▸ Brief: Copy each line of the records that contains the word "местонахождение".

▸ Entries supplied:

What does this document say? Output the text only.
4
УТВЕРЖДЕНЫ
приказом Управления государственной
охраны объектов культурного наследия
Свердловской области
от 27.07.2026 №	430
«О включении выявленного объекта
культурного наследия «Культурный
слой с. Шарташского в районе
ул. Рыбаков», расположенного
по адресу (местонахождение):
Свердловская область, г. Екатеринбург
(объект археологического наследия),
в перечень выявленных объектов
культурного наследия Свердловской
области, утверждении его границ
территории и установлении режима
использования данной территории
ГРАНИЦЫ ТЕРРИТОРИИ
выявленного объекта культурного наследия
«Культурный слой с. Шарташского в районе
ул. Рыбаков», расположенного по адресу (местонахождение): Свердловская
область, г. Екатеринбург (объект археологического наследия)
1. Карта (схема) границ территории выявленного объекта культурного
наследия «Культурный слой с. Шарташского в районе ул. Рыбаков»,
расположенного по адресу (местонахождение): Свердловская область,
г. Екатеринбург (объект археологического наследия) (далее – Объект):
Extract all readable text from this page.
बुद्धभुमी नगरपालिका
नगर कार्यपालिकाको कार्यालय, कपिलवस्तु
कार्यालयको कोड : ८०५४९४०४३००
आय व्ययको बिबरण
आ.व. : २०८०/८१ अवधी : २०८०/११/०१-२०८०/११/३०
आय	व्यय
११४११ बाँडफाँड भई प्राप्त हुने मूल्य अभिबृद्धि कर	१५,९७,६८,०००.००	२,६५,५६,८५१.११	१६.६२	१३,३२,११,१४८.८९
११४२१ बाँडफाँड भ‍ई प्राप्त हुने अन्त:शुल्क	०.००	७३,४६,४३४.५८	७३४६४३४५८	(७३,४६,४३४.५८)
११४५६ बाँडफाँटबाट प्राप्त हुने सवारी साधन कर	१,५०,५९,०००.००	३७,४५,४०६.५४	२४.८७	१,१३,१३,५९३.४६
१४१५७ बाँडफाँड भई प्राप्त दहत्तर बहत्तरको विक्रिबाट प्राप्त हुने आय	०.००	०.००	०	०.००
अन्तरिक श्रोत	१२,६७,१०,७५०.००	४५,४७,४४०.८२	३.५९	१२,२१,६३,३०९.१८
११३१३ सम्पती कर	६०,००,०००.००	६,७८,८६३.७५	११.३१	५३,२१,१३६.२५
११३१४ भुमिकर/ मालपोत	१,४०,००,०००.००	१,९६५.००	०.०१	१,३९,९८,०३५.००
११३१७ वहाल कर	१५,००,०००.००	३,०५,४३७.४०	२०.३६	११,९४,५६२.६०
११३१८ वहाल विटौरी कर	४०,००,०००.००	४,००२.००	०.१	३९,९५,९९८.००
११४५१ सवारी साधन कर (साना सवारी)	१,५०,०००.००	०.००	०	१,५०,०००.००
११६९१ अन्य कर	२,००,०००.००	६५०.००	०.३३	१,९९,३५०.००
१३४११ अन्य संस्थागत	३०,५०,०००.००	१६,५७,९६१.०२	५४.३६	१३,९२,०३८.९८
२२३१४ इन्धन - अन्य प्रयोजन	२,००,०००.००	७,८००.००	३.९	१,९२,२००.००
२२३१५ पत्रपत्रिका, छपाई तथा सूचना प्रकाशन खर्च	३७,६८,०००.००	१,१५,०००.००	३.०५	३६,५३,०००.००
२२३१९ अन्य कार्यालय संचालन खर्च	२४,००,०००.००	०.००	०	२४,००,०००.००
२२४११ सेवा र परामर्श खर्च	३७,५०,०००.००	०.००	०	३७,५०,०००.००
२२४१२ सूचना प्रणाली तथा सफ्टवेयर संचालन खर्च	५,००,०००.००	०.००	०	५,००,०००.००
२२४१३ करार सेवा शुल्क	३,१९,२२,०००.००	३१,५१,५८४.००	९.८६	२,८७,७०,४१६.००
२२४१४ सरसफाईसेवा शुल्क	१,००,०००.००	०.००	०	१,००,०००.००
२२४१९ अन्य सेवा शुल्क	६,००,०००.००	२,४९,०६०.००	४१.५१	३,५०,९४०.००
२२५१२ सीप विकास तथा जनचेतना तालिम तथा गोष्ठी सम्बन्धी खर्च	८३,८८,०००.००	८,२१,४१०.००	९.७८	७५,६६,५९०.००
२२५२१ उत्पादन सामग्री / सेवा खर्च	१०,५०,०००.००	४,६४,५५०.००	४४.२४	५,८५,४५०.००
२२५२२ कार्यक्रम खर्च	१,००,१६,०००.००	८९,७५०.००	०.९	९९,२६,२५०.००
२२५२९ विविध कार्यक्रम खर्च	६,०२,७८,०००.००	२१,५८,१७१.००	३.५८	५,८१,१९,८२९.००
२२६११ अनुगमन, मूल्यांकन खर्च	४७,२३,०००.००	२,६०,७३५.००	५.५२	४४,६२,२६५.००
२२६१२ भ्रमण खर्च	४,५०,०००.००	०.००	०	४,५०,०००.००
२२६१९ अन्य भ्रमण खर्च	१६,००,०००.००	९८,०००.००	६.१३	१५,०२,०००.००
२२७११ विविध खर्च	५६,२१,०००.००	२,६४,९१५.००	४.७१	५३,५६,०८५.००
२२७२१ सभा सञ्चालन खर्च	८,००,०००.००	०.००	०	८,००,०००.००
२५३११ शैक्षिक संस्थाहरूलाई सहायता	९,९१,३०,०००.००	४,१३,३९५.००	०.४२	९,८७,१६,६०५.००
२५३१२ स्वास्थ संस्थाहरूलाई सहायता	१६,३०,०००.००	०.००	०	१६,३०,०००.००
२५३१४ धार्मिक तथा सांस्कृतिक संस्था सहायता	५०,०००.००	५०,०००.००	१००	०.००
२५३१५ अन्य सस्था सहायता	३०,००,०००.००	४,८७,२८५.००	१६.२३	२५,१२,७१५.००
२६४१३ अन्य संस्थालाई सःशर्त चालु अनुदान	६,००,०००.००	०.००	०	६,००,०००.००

▸ Exercise solution:
по адресу (местонахождение):
ул. Рыбаков», расположенного по адресу (местонахождение): Свердловская
расположенного по адресу (местонахождение): Свердловская область,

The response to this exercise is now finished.